## Exercise description
Copy all lines below containing "this".

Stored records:
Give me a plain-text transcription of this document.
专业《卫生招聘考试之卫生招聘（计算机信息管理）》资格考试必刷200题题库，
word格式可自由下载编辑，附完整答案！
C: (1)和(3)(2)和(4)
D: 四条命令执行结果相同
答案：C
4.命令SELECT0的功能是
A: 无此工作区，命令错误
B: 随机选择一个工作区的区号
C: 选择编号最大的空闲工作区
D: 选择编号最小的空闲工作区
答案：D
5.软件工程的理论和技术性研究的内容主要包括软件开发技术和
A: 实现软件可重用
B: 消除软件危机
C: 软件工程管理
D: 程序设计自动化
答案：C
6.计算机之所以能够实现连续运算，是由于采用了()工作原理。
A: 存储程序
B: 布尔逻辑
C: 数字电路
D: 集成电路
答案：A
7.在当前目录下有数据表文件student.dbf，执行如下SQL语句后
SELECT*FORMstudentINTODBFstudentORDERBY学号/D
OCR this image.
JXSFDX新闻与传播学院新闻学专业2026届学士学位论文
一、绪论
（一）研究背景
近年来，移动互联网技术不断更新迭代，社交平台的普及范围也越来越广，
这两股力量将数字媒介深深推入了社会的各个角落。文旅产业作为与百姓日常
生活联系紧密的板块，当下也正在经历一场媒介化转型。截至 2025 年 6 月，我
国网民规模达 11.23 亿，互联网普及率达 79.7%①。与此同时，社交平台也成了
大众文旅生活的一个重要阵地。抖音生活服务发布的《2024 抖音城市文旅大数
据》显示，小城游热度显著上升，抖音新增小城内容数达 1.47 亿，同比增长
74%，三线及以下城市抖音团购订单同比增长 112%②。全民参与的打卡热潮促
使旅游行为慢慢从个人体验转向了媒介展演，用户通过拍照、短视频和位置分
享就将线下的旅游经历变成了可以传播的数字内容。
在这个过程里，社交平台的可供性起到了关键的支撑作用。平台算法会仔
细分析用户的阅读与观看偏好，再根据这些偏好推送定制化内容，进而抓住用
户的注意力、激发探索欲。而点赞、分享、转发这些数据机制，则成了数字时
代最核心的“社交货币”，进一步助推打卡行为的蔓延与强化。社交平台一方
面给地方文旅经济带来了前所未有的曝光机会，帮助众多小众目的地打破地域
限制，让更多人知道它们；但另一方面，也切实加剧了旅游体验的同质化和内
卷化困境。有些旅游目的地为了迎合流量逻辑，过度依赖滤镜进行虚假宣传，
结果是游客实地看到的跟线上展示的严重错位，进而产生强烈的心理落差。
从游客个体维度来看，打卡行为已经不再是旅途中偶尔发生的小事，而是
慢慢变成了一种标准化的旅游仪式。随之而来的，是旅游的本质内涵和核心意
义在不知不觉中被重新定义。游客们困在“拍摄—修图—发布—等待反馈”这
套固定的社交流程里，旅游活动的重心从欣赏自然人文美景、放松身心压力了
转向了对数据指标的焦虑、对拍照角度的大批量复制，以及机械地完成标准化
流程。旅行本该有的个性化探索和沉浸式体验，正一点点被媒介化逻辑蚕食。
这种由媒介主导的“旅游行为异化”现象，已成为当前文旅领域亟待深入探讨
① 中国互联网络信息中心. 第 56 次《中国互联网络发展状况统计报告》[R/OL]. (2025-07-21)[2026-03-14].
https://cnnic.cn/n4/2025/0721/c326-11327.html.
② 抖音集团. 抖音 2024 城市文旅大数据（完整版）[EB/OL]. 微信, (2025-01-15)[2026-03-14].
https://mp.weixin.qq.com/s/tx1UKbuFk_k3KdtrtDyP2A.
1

## The output
Give me a plain-text transcription of this document.
OCR this image.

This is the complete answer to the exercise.